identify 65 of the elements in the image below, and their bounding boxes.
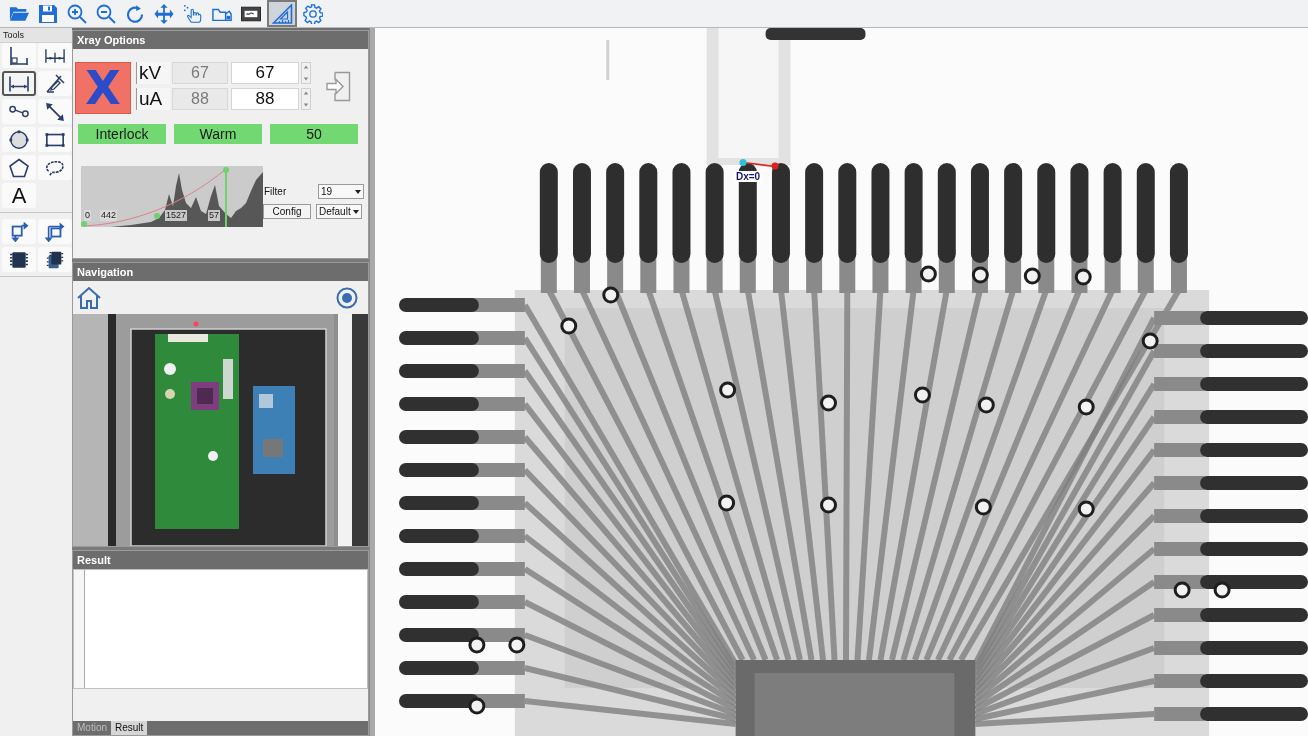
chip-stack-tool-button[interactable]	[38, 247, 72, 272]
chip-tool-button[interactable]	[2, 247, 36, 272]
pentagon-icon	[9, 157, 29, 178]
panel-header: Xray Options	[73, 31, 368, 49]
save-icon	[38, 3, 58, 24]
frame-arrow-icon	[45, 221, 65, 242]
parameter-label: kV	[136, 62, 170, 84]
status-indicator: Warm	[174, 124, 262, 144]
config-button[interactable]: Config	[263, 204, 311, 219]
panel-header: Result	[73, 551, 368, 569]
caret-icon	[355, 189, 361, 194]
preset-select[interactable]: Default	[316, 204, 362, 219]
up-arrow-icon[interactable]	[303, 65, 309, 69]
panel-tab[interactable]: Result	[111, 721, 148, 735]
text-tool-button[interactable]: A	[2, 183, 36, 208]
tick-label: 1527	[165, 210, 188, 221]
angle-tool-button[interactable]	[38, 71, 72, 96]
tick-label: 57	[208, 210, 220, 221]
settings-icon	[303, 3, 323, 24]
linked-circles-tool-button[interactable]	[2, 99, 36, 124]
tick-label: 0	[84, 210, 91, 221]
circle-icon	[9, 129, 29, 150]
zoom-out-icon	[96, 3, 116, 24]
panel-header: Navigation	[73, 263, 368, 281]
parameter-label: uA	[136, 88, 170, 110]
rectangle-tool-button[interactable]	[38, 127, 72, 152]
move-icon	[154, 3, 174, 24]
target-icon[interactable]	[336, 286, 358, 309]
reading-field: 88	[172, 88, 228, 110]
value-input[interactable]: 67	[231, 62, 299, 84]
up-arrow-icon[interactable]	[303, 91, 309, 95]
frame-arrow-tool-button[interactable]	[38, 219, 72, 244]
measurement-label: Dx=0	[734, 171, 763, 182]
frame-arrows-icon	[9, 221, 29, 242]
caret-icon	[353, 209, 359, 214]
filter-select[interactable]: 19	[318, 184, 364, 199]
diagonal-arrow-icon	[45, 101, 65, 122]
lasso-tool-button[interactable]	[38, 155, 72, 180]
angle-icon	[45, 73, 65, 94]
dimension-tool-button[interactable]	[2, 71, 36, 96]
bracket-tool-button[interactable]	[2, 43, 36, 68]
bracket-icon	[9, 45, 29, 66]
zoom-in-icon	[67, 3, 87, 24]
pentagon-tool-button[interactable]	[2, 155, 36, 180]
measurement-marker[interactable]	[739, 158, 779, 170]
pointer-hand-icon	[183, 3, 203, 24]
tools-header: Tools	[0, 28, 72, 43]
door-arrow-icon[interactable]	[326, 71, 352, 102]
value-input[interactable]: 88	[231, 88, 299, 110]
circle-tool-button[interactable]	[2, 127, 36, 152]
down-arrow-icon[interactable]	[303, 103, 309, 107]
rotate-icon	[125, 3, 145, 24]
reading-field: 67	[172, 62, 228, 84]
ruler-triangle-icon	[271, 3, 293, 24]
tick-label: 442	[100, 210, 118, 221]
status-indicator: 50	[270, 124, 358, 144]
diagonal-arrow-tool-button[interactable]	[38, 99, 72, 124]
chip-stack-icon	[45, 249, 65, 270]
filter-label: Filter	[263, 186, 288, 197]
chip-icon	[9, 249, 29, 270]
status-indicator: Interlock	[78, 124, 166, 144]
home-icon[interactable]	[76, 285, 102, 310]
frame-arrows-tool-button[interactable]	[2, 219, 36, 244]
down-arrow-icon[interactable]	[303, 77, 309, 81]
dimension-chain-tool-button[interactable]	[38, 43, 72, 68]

============================================================

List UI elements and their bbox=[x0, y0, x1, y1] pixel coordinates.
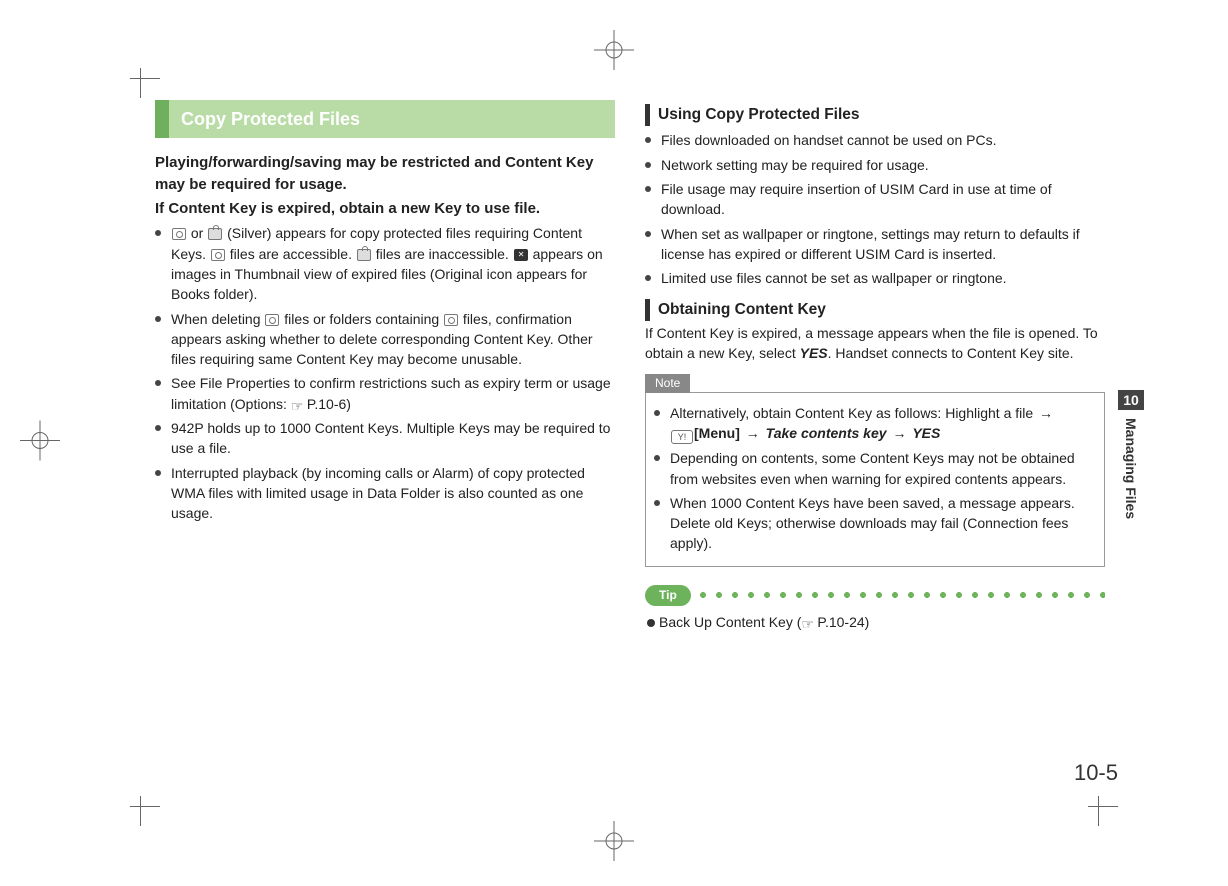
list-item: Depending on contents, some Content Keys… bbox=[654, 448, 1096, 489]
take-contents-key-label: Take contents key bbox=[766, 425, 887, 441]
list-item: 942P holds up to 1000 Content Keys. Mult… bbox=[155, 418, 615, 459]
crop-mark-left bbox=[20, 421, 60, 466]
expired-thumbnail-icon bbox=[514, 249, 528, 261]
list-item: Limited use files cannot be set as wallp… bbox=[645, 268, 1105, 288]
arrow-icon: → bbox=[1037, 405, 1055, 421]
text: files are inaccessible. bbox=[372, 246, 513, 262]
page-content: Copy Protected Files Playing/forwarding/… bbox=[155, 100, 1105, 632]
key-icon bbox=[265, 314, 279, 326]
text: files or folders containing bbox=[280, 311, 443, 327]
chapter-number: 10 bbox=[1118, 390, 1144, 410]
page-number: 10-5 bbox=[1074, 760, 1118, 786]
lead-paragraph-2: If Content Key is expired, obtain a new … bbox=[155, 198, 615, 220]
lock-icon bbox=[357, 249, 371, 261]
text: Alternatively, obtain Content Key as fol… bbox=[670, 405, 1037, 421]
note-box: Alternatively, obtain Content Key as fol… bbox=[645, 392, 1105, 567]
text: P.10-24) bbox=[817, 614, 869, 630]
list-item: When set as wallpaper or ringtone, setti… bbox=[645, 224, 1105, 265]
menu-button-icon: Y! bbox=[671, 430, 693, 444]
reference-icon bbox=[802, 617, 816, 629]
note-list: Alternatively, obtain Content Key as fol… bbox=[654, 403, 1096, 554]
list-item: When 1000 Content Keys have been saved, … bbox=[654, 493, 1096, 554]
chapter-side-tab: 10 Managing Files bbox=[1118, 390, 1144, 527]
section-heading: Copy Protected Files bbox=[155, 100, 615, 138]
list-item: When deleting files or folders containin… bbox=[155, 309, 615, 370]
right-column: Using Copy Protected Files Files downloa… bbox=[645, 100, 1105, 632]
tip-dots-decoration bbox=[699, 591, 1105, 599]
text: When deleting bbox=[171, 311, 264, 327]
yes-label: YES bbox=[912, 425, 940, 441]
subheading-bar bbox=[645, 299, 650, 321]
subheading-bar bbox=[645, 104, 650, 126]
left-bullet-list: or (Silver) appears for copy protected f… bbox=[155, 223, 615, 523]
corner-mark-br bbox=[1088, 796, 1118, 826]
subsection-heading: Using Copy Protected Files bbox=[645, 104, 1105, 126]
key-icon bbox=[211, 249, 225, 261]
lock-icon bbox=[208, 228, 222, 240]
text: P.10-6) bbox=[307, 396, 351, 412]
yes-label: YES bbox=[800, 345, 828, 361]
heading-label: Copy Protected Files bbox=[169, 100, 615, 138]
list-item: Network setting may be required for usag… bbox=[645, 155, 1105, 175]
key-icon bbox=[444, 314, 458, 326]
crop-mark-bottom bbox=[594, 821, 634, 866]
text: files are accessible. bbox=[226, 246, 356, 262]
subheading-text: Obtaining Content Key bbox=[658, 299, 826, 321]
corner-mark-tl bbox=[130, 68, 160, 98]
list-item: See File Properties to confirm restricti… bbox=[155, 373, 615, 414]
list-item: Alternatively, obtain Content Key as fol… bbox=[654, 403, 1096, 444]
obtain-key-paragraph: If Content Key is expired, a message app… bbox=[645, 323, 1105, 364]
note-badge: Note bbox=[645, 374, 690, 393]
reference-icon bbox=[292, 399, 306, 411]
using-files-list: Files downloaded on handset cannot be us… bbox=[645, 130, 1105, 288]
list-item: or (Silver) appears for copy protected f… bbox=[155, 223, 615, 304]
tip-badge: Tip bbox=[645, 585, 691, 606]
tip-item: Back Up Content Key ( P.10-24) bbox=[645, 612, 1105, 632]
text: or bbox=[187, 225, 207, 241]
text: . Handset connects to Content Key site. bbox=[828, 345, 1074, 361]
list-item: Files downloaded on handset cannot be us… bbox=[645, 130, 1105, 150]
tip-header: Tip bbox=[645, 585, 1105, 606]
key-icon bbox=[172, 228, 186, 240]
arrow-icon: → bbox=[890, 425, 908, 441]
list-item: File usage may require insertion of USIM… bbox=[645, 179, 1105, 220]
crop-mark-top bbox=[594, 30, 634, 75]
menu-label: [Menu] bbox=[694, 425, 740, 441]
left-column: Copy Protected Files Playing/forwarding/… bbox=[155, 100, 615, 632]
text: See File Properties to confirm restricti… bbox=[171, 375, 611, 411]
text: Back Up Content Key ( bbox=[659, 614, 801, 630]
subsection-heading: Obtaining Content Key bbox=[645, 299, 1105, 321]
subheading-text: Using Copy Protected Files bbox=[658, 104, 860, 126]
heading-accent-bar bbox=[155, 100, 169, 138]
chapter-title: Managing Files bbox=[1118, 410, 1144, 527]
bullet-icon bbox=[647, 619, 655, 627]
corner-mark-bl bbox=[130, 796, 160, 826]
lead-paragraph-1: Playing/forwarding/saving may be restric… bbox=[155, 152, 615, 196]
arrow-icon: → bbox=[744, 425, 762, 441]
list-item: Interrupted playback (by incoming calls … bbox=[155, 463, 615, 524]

============================================================

→ Exercise prompt: Output everything from the line that contains "list-item: Depending on" down to the line that contains "expired-thumbnail-icon bbox=[514, 249, 528, 261]", reproducing those entries exactly.

→ Full solution:
list-item: Depending on contents, some Content Keys… bbox=[654, 448, 1096, 489]
take-contents-key-label: Take contents key bbox=[766, 425, 887, 441]
list-item: 942P holds up to 1000 Content Keys. Mult… bbox=[155, 418, 615, 459]
crop-mark-left bbox=[20, 421, 60, 466]
expired-thumbnail-icon bbox=[514, 249, 528, 261]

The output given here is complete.